→ Task details: Your answer should be a single number: the count of lines in the material below that hold "icon".

→ Given data:
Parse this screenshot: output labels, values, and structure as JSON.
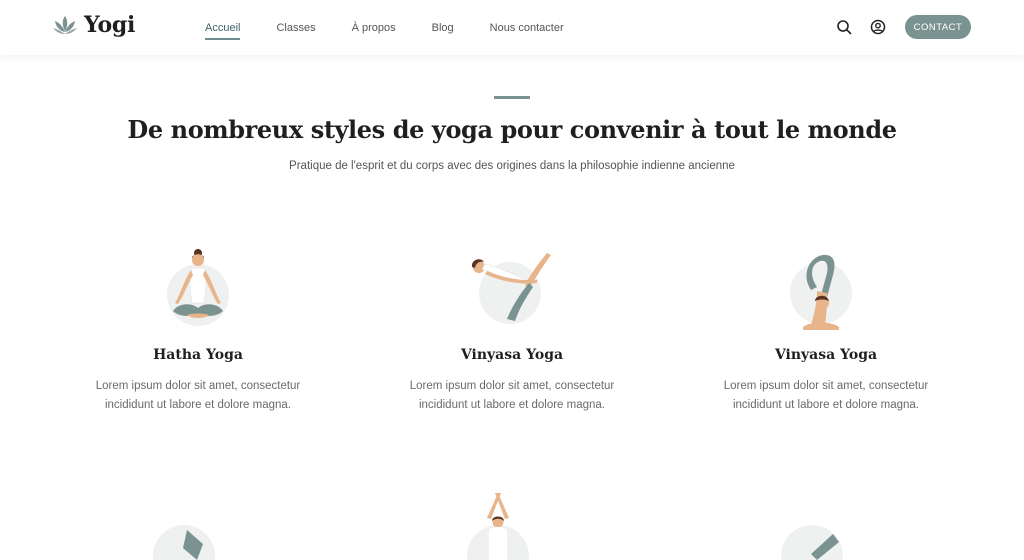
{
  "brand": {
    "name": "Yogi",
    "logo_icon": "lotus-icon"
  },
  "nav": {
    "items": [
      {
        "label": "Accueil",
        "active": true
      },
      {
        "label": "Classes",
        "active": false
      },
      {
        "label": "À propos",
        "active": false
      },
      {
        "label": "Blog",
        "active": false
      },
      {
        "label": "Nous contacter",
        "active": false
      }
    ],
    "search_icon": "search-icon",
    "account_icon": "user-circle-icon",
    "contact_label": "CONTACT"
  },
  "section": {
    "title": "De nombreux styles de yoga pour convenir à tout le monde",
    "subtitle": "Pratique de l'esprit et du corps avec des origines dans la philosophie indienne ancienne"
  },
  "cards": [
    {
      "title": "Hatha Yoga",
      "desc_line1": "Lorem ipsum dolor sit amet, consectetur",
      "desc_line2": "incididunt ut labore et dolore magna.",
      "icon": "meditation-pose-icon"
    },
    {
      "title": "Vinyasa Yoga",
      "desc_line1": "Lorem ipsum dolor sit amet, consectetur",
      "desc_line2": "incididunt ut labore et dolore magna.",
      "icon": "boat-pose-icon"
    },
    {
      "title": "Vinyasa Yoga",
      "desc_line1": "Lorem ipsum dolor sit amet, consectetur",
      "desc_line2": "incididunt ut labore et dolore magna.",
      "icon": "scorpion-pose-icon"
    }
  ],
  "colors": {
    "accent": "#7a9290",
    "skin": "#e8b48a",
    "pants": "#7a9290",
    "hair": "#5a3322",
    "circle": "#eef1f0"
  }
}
---
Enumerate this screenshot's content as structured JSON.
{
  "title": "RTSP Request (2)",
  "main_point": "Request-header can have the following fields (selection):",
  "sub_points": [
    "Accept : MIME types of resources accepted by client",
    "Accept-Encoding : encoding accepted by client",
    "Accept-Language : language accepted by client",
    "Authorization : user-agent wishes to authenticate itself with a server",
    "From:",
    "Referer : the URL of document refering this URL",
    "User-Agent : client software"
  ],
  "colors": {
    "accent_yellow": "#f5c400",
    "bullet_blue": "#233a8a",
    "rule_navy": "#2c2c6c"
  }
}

→ Output below: 6